(Excerpt from a dataset)
------------------------------------------------------------------------

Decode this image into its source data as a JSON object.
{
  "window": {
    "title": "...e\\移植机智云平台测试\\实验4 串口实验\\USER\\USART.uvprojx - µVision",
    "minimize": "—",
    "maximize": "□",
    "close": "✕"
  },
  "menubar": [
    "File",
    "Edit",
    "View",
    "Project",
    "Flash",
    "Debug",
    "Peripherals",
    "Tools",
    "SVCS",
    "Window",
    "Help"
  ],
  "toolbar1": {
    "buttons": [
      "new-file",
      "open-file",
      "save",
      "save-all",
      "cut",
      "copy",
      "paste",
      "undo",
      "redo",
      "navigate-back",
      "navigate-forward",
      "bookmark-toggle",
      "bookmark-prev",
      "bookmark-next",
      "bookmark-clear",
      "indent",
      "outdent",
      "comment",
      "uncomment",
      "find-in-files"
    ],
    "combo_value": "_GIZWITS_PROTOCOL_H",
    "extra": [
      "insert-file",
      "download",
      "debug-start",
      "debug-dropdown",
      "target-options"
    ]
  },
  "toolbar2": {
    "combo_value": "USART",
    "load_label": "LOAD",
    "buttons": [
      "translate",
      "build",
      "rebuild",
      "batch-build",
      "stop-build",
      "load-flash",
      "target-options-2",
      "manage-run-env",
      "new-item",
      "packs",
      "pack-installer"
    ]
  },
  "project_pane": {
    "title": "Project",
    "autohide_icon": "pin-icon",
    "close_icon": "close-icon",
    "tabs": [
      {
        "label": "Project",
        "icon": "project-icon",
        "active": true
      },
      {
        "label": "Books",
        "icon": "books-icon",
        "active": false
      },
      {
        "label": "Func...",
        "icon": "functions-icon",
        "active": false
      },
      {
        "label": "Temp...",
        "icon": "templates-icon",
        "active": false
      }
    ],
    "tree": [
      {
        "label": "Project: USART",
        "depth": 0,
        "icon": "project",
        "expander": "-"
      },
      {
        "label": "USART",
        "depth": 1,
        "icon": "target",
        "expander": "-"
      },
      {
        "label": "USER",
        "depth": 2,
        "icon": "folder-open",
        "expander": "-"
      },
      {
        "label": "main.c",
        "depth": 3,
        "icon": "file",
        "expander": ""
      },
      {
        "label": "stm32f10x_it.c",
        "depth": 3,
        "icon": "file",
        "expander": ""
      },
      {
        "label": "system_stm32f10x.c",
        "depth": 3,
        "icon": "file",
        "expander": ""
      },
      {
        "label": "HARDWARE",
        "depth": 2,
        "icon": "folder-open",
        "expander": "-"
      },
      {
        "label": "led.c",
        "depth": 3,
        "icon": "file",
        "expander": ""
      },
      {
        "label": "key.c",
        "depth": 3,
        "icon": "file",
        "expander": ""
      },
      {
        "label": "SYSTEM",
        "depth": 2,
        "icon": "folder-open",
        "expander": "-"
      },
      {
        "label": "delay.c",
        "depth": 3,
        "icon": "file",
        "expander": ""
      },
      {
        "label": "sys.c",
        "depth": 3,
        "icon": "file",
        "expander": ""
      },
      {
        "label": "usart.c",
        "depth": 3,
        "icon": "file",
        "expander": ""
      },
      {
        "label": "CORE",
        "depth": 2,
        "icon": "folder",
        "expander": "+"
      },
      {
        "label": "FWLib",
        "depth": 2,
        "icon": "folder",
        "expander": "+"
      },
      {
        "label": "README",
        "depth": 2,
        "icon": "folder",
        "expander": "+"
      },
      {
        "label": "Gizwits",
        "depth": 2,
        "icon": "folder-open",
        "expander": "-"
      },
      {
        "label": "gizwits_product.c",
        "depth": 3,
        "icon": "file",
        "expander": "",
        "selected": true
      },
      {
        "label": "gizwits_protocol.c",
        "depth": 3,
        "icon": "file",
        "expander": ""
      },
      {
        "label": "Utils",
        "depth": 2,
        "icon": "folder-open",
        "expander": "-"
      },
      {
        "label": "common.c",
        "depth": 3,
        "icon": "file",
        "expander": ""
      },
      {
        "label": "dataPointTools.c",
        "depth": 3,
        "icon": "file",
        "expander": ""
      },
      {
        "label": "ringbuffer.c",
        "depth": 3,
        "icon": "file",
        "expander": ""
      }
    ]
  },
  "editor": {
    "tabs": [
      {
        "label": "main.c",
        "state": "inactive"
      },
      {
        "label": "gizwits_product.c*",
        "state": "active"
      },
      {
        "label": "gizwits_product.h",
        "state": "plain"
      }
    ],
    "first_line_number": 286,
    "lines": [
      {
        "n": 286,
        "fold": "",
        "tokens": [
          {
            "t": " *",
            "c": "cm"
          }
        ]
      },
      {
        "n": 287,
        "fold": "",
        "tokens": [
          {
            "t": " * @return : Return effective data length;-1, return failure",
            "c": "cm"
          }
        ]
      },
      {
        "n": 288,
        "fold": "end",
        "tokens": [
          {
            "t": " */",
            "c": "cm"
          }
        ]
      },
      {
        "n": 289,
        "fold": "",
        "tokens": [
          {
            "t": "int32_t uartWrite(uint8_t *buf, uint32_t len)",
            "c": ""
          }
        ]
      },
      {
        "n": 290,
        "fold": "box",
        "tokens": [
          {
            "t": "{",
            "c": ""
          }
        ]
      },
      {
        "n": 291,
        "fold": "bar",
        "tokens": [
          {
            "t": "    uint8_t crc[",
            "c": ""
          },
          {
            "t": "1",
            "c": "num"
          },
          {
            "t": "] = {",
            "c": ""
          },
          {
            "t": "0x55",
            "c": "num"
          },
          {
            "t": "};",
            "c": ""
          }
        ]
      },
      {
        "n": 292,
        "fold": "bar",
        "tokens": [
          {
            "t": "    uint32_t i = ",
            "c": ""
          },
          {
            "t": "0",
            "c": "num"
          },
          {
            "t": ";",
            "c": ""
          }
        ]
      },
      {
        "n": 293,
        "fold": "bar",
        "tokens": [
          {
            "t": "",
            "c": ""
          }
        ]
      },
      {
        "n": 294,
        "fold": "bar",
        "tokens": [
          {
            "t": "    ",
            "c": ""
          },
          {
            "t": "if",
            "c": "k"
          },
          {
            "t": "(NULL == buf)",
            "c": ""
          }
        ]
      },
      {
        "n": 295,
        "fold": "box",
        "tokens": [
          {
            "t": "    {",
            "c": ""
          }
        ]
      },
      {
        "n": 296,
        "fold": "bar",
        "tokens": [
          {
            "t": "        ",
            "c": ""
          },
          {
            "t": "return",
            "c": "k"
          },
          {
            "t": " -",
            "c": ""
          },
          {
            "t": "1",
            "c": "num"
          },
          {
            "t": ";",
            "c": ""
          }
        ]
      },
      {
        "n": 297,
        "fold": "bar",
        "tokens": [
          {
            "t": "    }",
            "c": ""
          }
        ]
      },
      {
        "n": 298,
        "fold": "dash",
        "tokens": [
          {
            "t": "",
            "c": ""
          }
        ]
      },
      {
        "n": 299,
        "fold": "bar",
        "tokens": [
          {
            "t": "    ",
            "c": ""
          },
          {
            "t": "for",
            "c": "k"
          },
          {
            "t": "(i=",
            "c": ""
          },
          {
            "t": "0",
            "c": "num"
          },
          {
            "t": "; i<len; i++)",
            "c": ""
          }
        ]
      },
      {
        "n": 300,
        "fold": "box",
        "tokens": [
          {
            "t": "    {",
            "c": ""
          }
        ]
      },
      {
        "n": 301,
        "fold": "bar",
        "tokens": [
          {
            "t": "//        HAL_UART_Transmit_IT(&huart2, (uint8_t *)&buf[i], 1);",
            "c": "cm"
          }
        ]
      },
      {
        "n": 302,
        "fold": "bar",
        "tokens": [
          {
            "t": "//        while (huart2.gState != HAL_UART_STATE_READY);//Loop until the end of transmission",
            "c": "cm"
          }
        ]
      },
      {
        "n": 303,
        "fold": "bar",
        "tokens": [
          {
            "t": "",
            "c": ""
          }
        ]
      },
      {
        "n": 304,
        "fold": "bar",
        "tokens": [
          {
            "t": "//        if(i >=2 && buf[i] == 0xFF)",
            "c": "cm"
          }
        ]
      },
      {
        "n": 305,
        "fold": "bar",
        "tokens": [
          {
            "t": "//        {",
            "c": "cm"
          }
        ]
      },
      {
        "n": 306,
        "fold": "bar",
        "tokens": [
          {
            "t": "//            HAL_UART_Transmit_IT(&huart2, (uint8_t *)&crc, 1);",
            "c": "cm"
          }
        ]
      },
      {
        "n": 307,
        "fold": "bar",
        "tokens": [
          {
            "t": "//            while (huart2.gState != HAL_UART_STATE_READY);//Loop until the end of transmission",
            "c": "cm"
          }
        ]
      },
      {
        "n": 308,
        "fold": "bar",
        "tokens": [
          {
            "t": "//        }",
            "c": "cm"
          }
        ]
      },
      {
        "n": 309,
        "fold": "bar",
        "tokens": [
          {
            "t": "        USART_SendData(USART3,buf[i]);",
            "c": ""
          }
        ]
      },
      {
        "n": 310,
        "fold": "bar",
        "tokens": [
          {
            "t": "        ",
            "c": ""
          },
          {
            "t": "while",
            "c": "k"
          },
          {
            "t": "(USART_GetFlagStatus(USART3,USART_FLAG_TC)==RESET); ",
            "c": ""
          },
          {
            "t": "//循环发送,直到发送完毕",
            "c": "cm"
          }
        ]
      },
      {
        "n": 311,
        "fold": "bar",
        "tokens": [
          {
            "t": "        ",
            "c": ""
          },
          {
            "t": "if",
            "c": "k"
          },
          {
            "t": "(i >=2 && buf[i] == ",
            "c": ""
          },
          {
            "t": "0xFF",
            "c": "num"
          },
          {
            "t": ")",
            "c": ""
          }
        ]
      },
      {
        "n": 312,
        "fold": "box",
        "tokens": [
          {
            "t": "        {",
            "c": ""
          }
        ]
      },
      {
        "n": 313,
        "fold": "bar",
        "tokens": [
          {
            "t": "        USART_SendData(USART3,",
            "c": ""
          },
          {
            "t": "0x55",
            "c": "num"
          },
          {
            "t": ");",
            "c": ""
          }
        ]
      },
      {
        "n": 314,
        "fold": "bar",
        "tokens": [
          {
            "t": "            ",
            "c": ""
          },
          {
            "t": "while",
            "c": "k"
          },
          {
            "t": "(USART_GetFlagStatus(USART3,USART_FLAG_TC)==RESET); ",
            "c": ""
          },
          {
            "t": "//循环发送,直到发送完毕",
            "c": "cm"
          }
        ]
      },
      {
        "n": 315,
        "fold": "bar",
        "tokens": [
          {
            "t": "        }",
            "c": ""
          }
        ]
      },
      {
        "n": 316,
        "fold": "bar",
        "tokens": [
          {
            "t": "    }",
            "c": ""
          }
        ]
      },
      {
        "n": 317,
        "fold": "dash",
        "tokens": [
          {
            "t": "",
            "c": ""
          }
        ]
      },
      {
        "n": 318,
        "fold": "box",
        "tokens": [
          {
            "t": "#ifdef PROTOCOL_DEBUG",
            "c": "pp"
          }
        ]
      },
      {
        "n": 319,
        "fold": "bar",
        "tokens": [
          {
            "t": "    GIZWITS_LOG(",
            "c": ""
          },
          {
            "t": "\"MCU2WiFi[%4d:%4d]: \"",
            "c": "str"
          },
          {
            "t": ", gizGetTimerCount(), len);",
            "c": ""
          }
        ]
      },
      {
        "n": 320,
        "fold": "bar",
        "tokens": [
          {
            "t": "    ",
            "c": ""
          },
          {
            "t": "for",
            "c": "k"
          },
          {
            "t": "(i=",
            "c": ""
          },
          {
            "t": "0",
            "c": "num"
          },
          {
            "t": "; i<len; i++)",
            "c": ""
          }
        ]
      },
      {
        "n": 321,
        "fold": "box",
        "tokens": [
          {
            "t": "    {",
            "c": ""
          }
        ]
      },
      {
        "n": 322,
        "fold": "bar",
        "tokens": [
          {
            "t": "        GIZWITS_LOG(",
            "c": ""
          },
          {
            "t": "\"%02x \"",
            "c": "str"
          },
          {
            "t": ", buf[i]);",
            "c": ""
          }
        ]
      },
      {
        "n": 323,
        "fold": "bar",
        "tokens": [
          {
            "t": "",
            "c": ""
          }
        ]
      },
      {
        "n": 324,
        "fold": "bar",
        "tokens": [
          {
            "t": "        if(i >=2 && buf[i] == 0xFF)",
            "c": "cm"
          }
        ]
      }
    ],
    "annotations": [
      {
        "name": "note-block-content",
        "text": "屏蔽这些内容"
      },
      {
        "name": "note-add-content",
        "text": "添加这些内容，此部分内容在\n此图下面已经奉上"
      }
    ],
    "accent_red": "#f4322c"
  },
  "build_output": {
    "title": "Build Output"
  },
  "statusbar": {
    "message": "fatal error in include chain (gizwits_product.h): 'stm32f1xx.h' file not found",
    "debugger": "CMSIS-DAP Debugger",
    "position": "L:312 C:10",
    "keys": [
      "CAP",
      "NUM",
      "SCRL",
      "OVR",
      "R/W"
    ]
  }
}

------------------------------------------------------------------------

* Exercise: Search the records above for the string "until". Copy every line that contains it.

* Expected output:
            "t": "//        while (huart2.gState != HAL_UART_STATE_READY);//Loop until the end of transmission",
            "t": "//            while (huart2.gState != HAL_UART_STATE_READY);//Loop until the end of transmission",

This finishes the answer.